**Requirement**
In the entries below, return every line from the one containing "waveform-bar: [281, 609, 283, 682]" through the one containing "waveform[interactable]: [68, 592, 864, 692]", both included, reproduced word for word and nothing else.

Element region listings
= = =

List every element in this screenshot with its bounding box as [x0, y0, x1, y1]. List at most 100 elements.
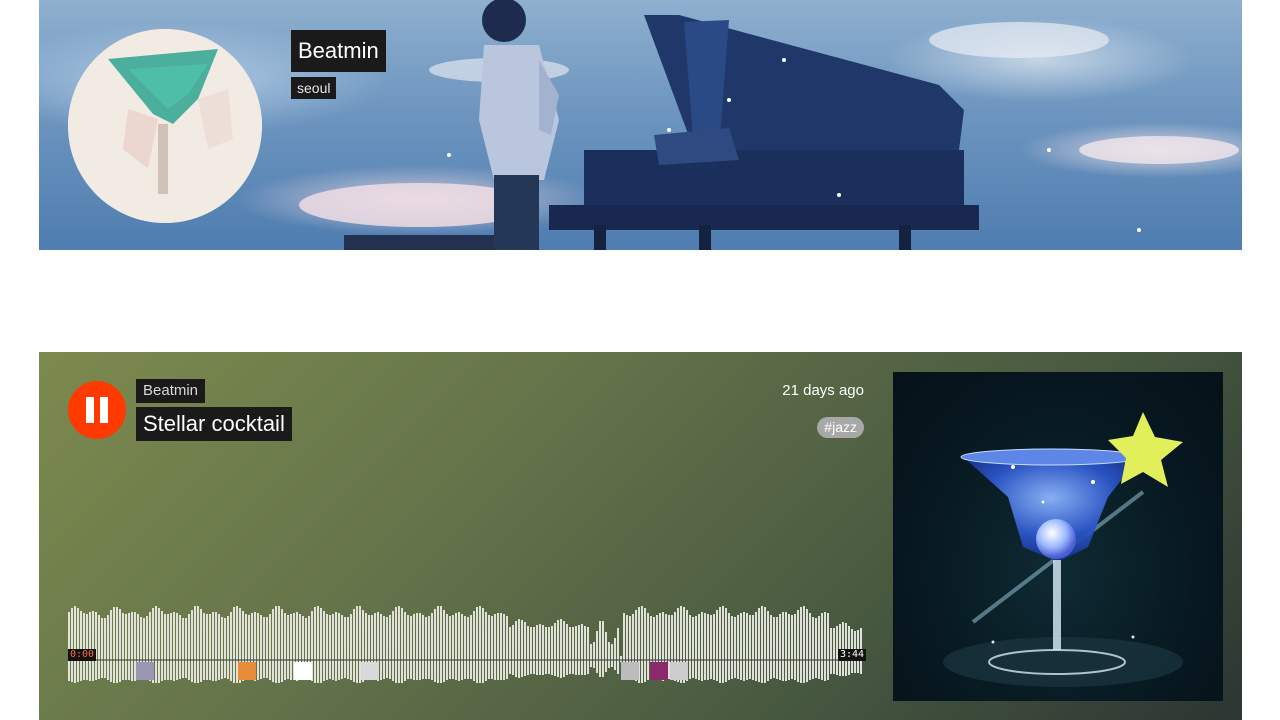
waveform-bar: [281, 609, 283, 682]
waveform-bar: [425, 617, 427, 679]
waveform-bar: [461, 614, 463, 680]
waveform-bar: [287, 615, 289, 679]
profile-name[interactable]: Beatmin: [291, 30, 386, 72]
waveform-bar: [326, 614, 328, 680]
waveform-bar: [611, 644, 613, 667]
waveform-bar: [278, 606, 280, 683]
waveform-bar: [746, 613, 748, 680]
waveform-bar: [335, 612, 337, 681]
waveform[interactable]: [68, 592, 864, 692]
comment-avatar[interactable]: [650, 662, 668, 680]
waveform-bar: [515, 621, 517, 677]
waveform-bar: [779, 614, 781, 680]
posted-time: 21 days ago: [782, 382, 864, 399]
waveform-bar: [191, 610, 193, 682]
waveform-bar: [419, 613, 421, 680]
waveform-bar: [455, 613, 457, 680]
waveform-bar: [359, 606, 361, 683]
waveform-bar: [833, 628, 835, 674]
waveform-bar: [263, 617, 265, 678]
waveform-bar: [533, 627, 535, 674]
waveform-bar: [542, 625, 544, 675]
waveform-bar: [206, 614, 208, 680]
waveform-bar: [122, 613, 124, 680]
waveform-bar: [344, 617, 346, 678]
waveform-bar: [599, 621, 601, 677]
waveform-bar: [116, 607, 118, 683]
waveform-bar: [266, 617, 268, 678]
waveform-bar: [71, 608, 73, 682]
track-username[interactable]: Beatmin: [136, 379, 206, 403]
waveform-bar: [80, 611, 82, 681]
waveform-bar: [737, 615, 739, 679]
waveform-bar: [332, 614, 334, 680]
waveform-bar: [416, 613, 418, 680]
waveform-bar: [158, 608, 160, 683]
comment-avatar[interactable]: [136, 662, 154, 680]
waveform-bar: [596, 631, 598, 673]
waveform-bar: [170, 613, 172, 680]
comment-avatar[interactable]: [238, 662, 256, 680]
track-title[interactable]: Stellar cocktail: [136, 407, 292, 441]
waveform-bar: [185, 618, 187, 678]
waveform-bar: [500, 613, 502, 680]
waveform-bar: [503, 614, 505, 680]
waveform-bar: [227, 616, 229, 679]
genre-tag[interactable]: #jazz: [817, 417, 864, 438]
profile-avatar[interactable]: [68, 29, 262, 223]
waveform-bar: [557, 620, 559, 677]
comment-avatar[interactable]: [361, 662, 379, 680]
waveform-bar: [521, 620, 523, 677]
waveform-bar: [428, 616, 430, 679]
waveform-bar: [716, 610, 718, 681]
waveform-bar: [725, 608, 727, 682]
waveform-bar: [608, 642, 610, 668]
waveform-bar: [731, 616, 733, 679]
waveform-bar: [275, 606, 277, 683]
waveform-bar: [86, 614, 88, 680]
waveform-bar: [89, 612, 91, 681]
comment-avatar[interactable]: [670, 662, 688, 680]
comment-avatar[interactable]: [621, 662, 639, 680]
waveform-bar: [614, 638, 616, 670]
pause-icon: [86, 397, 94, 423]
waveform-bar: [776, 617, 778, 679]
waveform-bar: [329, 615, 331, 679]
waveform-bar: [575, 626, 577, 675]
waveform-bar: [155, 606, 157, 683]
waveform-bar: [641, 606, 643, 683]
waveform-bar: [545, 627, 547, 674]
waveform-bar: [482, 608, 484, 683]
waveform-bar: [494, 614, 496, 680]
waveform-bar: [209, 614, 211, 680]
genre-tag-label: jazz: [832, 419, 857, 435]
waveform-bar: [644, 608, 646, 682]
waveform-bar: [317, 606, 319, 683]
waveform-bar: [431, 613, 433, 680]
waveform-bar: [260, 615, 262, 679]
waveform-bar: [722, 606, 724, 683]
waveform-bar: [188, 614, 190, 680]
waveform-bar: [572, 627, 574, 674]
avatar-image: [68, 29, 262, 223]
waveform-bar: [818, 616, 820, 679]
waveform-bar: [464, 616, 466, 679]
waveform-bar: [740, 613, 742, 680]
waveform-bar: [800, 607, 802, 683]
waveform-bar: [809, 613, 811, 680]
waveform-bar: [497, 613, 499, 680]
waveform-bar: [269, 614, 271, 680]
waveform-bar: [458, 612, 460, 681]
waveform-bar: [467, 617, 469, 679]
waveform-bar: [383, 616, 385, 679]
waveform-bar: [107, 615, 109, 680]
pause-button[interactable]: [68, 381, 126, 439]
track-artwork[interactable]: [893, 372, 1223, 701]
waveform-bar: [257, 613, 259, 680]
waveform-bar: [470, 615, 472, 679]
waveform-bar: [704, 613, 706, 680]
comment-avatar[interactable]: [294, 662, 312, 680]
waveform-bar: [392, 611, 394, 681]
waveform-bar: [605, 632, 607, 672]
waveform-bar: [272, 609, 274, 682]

= = =

**Expected answer**
waveform-bar: [281, 609, 283, 682]
waveform-bar: [425, 617, 427, 679]
waveform-bar: [461, 614, 463, 680]
waveform-bar: [287, 615, 289, 679]
profile-name[interactable]: Beatmin: [291, 30, 386, 72]
waveform-bar: [326, 614, 328, 680]
waveform-bar: [611, 644, 613, 667]
waveform-bar: [278, 606, 280, 683]
waveform-bar: [746, 613, 748, 680]
waveform-bar: [335, 612, 337, 681]
waveform[interactable]: [68, 592, 864, 692]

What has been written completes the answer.